Aim — Every entry must be duplicated precisely as written.

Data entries
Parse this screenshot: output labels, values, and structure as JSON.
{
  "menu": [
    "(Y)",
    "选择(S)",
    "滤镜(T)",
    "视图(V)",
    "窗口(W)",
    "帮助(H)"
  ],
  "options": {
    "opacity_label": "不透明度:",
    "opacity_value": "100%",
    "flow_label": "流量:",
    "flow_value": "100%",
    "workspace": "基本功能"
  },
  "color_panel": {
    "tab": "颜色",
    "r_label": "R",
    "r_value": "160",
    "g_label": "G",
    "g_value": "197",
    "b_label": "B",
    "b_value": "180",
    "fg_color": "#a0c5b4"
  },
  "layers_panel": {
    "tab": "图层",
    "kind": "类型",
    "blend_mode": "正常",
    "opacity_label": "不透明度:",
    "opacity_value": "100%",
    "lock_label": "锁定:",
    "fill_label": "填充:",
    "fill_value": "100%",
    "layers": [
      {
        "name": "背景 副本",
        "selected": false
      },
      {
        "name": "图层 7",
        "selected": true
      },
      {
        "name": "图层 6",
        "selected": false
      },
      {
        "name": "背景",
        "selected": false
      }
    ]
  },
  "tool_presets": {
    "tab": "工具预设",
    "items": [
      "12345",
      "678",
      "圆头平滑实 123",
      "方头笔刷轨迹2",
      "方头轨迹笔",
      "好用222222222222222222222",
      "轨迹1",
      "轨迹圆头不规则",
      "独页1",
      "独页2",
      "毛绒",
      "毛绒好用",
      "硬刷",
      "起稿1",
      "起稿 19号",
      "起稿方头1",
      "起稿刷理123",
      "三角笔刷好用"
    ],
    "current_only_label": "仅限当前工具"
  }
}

Exercise output —
Parse this screenshot: output labels, values, and structure as JSON.
{
  "menu": [
    "(Y)",
    "选择(S)",
    "滤镜(T)",
    "视图(V)",
    "窗口(W)",
    "帮助(H)"
  ],
  "options": {
    "opacity_label": "不透明度:",
    "opacity_value": "100%",
    "flow_label": "流量:",
    "flow_value": "100%",
    "workspace": "基本功能"
  },
  "color_panel": {
    "tab": "颜色",
    "r_label": "R",
    "r_value": "160",
    "g_label": "G",
    "g_value": "197",
    "b_label": "B",
    "b_value": "180",
    "fg_color": "#a0c5b4"
  },
  "layers_panel": {
    "tab": "图层",
    "kind": "类型",
    "blend_mode": "正常",
    "opacity_label": "不透明度:",
    "opacity_value": "100%",
    "lock_label": "锁定:",
    "fill_label": "填充:",
    "fill_value": "100%",
    "layers": [
      {
        "name": "背景 副本",
        "selected": false
      },
      {
        "name": "图层 7",
        "selected": true
      },
      {
        "name": "图层 6",
        "selected": false
      },
      {
        "name": "背景",
        "selected": false
      }
    ]
  },
  "tool_presets": {
    "tab": "工具预设",
    "items": [
      "12345",
      "678",
      "圆头平滑实 123",
      "方头笔刷轨迹2",
      "方头轨迹笔",
      "好用222222222222222222222",
      "轨迹1",
      "轨迹圆头不规则",
      "独页1",
      "独页2",
      "毛绒",
      "毛绒好用",
      "硬刷",
      "起稿1",
      "起稿 19号",
      "起稿方头1",
      "起稿刷理123",
      "三角笔刷好用"
    ],
    "current_only_label": "仅限当前工具"
  }
}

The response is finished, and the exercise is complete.